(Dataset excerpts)
╔══

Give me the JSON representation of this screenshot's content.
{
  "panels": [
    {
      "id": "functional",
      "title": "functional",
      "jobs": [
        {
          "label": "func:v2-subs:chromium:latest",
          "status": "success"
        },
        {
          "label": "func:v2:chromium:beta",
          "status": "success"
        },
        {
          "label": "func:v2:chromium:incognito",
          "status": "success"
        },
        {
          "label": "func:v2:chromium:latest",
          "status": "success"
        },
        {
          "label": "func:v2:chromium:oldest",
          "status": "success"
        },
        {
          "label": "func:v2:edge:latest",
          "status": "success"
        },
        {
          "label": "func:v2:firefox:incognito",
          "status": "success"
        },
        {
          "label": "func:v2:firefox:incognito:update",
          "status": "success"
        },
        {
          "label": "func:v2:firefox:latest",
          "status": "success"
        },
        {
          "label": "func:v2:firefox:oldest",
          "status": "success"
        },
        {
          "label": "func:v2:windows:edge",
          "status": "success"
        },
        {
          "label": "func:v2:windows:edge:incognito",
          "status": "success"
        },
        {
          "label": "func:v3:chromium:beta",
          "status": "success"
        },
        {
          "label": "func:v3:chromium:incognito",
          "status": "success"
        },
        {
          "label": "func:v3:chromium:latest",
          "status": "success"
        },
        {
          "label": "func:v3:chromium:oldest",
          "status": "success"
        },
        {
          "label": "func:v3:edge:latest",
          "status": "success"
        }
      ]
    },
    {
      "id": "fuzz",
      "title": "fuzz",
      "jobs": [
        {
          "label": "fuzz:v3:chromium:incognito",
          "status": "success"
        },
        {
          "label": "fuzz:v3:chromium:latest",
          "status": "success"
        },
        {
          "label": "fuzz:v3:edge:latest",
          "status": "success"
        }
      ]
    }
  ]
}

╚══
╔══

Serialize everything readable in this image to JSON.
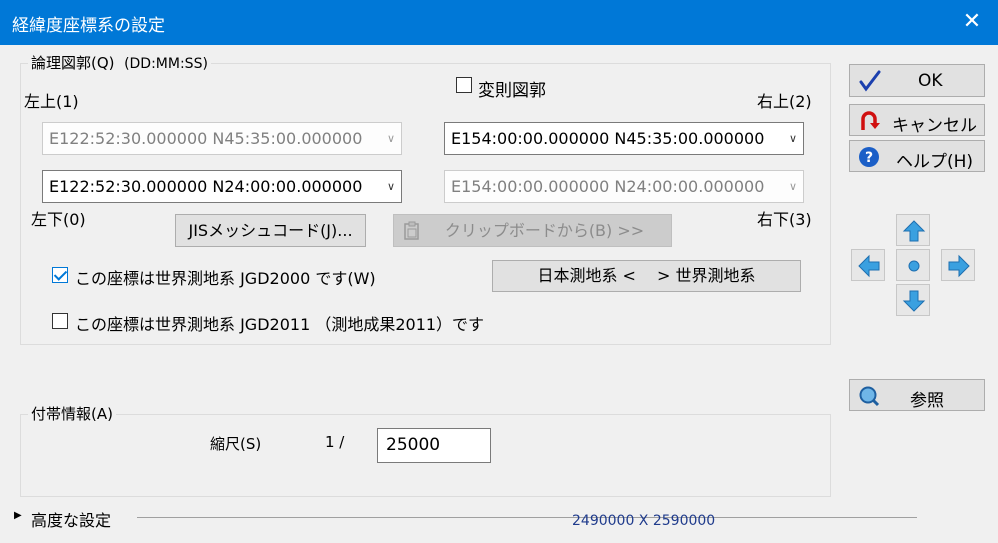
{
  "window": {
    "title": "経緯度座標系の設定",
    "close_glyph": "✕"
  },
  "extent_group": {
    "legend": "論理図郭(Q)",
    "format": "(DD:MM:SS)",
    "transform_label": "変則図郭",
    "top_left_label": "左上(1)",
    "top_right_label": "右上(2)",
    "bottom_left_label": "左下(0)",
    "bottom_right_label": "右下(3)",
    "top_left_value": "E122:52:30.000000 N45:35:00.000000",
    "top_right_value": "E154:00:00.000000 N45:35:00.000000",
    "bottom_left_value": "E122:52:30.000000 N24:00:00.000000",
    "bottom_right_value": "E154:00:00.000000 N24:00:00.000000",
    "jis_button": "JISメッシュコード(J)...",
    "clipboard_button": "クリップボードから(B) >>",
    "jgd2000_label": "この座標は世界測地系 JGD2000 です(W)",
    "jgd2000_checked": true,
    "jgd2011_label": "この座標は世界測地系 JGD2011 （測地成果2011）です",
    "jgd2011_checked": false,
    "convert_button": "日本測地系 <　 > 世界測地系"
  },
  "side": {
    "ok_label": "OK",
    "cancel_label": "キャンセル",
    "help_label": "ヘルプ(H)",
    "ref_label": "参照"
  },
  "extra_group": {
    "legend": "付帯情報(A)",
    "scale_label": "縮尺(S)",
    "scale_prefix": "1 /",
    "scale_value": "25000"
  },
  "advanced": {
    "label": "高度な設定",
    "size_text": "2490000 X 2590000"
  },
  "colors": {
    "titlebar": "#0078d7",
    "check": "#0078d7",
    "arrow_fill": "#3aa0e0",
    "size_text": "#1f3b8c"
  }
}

╚══

**Stated problem**
Find and count the lines of the data that include the string "incognito", and report that figure by itself.

**The response**
6